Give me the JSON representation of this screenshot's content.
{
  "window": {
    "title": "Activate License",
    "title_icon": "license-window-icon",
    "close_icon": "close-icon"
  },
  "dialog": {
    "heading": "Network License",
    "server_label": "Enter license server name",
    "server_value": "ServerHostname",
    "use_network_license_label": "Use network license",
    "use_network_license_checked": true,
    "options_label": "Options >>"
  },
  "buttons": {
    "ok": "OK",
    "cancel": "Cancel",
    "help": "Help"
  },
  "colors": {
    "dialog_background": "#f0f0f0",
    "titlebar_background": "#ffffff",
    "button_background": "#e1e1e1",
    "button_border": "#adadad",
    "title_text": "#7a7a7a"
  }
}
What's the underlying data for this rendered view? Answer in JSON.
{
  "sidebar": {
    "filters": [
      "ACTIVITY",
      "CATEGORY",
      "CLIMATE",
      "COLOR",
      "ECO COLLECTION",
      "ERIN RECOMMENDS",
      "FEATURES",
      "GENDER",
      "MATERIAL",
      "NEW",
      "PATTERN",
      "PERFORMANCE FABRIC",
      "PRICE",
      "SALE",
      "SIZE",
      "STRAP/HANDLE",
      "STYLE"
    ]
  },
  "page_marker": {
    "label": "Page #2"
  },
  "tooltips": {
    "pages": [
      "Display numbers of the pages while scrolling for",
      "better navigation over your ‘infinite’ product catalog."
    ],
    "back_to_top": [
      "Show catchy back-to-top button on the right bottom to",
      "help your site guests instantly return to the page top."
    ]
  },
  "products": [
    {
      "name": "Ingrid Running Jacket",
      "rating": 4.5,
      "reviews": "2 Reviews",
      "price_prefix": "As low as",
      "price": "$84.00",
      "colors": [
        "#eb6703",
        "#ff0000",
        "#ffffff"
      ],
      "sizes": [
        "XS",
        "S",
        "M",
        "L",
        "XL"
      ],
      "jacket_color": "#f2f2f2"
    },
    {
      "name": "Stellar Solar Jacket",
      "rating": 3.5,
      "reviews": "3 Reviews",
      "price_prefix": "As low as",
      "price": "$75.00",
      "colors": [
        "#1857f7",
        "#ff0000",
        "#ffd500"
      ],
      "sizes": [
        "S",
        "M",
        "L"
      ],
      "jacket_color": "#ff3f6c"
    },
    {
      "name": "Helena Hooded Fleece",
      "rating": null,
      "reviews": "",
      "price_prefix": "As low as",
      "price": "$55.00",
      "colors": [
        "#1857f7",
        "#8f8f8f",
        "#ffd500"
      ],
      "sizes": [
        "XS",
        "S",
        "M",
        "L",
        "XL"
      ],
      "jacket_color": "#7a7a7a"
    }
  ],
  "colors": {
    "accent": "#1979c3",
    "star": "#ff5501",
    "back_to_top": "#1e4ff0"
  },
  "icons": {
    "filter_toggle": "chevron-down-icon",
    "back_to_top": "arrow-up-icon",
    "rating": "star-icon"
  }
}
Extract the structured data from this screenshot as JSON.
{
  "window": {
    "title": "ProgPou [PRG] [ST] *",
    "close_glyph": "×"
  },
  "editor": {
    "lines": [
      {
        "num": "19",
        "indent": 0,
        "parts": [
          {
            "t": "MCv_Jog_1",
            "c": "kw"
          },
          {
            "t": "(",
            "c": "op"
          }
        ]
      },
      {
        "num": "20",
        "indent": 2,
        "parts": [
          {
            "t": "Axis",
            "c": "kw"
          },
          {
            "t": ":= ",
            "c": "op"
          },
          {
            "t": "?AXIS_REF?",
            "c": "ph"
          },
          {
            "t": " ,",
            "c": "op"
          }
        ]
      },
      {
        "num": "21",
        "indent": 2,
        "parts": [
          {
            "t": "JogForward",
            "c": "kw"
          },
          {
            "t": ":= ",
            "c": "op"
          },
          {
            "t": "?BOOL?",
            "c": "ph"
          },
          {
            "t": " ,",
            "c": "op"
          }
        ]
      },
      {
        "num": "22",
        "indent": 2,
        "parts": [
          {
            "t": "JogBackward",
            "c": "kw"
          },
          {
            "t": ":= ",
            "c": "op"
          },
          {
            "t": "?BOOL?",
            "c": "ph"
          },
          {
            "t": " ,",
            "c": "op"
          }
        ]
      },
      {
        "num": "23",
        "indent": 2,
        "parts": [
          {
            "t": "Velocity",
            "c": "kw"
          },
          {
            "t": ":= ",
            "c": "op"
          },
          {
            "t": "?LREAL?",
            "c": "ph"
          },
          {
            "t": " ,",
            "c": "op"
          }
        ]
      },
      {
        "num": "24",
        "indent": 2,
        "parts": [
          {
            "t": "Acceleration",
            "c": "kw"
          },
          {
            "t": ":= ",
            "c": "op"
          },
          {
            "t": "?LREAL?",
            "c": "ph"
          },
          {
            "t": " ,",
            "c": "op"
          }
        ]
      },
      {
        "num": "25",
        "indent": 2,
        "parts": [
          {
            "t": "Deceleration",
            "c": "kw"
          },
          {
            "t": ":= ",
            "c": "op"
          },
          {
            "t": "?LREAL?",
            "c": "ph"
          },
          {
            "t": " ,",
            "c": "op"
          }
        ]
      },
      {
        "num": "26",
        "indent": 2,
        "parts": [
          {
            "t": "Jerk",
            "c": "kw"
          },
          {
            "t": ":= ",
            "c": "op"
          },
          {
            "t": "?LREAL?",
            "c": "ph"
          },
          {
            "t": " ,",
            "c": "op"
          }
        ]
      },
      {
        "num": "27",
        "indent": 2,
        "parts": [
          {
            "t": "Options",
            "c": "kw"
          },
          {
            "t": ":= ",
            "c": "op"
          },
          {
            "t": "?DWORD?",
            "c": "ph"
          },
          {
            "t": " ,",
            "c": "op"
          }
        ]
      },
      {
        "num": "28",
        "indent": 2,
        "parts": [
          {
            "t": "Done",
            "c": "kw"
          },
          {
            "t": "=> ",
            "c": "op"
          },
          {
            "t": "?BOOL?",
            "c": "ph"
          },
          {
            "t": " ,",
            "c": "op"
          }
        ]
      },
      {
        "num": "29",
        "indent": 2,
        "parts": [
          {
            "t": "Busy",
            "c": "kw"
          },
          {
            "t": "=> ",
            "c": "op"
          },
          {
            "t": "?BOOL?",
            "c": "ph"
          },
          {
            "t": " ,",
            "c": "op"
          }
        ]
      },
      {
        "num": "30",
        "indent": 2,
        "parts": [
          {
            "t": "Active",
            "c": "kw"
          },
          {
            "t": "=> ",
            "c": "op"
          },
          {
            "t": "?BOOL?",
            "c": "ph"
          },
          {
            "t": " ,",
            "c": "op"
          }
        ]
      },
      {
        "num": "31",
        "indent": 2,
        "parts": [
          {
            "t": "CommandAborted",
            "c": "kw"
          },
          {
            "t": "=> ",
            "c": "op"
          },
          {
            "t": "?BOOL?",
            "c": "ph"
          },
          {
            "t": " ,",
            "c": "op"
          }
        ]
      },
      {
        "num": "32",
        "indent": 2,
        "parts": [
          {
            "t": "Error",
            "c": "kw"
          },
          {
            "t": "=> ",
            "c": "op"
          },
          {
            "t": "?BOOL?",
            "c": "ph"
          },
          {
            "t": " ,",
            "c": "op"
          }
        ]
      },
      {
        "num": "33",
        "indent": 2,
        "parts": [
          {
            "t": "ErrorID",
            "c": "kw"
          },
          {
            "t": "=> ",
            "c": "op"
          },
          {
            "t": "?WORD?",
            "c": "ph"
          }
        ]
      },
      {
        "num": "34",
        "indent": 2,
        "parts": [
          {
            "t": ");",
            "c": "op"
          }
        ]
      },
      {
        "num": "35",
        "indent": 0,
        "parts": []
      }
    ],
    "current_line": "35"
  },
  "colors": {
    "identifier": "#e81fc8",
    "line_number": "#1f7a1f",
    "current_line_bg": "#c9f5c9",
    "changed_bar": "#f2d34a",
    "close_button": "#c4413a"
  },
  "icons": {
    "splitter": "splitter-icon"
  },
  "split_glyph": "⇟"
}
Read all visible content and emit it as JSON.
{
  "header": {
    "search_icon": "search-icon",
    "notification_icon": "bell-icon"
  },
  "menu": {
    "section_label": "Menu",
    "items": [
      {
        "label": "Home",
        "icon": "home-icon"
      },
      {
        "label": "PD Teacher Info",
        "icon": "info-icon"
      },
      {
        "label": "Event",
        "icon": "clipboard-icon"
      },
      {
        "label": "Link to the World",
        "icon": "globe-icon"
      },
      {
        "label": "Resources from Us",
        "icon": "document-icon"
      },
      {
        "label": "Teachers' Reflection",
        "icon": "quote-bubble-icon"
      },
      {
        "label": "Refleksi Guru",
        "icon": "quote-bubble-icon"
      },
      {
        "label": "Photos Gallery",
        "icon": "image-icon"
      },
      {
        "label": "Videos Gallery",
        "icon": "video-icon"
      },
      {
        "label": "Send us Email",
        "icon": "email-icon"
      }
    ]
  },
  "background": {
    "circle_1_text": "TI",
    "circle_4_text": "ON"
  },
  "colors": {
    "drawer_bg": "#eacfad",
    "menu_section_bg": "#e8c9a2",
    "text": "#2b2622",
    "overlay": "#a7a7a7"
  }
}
···
• **WHAT IS ASKED**
Count the lines in the records above that contain the word "reviews", and give only that number.

• **IN RESPONSE**
3